## What is required:
Output solely the number of lines containing the string "shortcuts".

++++++++++++++++++++

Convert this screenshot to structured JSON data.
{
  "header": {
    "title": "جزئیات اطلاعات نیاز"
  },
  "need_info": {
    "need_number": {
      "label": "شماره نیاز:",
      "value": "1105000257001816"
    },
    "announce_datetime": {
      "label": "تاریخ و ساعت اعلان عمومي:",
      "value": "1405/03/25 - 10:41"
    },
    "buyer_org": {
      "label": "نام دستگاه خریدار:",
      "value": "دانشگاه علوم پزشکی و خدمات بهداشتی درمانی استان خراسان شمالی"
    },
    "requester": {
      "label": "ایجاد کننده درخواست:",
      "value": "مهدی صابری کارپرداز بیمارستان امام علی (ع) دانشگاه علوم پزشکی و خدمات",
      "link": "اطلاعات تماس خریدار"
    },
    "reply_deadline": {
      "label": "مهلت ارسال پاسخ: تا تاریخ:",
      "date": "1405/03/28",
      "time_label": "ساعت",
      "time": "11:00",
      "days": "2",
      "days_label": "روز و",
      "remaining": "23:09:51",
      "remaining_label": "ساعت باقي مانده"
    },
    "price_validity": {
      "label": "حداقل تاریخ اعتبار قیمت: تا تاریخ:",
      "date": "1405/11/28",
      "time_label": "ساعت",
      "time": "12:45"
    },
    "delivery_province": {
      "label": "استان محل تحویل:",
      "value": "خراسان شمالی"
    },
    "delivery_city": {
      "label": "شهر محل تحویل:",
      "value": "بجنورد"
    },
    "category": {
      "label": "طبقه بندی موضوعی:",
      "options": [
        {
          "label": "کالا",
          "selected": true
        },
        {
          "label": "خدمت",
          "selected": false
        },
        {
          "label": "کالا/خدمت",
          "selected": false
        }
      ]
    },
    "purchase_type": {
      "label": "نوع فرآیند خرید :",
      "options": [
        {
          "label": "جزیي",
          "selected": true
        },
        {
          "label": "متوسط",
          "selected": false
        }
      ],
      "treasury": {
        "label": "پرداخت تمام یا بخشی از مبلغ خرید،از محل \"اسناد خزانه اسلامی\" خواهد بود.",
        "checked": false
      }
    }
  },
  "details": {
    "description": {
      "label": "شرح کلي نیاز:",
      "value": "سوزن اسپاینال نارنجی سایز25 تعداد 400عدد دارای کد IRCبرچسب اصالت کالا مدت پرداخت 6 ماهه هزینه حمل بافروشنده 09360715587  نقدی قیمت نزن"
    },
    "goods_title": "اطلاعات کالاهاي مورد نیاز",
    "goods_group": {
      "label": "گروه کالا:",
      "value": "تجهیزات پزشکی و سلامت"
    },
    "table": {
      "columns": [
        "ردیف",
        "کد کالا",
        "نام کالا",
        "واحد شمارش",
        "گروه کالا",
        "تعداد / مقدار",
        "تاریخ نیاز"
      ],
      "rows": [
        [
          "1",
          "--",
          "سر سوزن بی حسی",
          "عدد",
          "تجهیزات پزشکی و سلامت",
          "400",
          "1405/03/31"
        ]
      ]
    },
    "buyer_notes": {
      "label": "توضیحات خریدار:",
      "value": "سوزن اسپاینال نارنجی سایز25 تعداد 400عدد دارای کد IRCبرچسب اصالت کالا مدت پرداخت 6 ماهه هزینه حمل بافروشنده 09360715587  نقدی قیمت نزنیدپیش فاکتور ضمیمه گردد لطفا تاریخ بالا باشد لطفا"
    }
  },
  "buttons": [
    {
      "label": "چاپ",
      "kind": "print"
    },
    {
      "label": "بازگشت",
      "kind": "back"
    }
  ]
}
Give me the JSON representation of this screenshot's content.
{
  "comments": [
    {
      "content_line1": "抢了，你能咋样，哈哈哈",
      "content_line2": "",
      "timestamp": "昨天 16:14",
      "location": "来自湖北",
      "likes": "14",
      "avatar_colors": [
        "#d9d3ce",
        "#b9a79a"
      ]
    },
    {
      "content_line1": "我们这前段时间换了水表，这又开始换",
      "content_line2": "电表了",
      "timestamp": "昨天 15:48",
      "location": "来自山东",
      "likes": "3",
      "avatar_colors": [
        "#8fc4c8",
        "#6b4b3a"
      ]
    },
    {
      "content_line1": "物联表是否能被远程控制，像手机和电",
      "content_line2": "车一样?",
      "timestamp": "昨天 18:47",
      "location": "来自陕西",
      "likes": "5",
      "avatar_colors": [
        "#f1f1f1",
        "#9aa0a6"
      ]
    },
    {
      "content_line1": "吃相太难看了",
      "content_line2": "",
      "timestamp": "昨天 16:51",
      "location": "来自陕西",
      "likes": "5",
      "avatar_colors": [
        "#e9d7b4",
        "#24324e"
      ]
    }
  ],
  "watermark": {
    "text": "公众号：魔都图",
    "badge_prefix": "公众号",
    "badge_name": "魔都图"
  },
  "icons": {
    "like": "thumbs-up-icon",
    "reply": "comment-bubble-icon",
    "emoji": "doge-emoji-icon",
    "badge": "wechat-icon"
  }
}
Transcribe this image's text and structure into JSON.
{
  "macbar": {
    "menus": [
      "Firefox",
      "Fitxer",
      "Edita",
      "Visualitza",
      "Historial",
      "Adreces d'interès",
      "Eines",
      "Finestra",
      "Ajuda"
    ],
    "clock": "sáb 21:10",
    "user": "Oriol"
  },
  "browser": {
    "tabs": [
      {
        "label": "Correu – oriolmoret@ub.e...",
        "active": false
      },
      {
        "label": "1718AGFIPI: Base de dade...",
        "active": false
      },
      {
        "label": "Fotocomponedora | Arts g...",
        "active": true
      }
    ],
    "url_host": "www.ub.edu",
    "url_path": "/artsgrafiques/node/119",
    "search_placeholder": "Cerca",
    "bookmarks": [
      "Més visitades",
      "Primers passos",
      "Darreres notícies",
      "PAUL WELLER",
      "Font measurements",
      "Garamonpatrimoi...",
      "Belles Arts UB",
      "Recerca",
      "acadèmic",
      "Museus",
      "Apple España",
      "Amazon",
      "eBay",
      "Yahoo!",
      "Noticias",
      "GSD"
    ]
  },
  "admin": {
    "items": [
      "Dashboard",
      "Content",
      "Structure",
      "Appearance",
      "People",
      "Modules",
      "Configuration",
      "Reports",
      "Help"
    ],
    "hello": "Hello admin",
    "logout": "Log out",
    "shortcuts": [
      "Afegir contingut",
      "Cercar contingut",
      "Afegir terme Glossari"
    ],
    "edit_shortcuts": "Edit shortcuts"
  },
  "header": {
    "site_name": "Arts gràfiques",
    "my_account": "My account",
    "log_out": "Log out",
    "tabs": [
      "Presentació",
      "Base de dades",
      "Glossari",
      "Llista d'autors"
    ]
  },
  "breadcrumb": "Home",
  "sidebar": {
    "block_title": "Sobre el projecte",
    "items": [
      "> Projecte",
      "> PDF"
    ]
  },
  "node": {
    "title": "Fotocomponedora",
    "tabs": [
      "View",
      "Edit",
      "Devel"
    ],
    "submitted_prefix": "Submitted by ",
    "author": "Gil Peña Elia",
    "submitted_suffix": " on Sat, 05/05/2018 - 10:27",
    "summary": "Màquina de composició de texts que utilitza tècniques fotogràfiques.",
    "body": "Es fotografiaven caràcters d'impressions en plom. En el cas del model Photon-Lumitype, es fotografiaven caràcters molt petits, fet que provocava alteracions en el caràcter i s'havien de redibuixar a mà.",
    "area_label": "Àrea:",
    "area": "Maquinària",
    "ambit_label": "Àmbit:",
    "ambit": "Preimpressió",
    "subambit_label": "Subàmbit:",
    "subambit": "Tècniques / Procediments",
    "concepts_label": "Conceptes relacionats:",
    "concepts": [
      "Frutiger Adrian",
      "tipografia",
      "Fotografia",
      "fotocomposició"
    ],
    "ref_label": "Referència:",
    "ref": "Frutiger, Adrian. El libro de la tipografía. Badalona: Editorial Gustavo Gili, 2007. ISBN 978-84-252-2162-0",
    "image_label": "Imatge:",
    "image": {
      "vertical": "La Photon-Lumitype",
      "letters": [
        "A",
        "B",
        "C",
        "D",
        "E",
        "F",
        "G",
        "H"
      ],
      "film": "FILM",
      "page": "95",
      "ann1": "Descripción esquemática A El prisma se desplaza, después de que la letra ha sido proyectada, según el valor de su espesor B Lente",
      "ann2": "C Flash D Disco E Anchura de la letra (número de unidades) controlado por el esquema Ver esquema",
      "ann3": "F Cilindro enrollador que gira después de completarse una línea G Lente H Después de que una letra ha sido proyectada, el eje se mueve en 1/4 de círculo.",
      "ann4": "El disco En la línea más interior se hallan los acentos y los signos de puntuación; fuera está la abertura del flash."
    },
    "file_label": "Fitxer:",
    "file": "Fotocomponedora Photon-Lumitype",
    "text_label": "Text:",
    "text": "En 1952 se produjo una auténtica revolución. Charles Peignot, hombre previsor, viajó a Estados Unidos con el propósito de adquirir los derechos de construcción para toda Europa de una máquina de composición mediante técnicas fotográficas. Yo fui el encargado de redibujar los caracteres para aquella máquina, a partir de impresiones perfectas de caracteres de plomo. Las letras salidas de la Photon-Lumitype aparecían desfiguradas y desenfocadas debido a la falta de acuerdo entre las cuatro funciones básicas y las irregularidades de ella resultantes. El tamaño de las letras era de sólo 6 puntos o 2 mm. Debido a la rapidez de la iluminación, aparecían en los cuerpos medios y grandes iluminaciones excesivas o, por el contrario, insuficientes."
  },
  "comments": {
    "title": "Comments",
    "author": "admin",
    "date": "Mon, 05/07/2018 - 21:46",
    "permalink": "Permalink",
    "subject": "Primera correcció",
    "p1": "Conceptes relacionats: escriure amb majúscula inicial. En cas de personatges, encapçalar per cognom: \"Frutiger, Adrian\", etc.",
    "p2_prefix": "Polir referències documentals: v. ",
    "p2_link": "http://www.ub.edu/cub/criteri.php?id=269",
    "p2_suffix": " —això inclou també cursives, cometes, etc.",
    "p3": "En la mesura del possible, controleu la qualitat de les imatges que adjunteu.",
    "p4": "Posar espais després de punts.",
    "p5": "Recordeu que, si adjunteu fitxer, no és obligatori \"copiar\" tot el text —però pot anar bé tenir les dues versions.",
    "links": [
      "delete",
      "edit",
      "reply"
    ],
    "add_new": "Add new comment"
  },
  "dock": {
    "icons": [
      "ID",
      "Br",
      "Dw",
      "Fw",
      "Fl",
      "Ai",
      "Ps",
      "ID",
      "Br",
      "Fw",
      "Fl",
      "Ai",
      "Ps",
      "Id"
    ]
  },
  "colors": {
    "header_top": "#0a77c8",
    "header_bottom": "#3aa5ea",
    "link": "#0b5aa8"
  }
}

++++++++++++++++++++

## Completed exercise:
2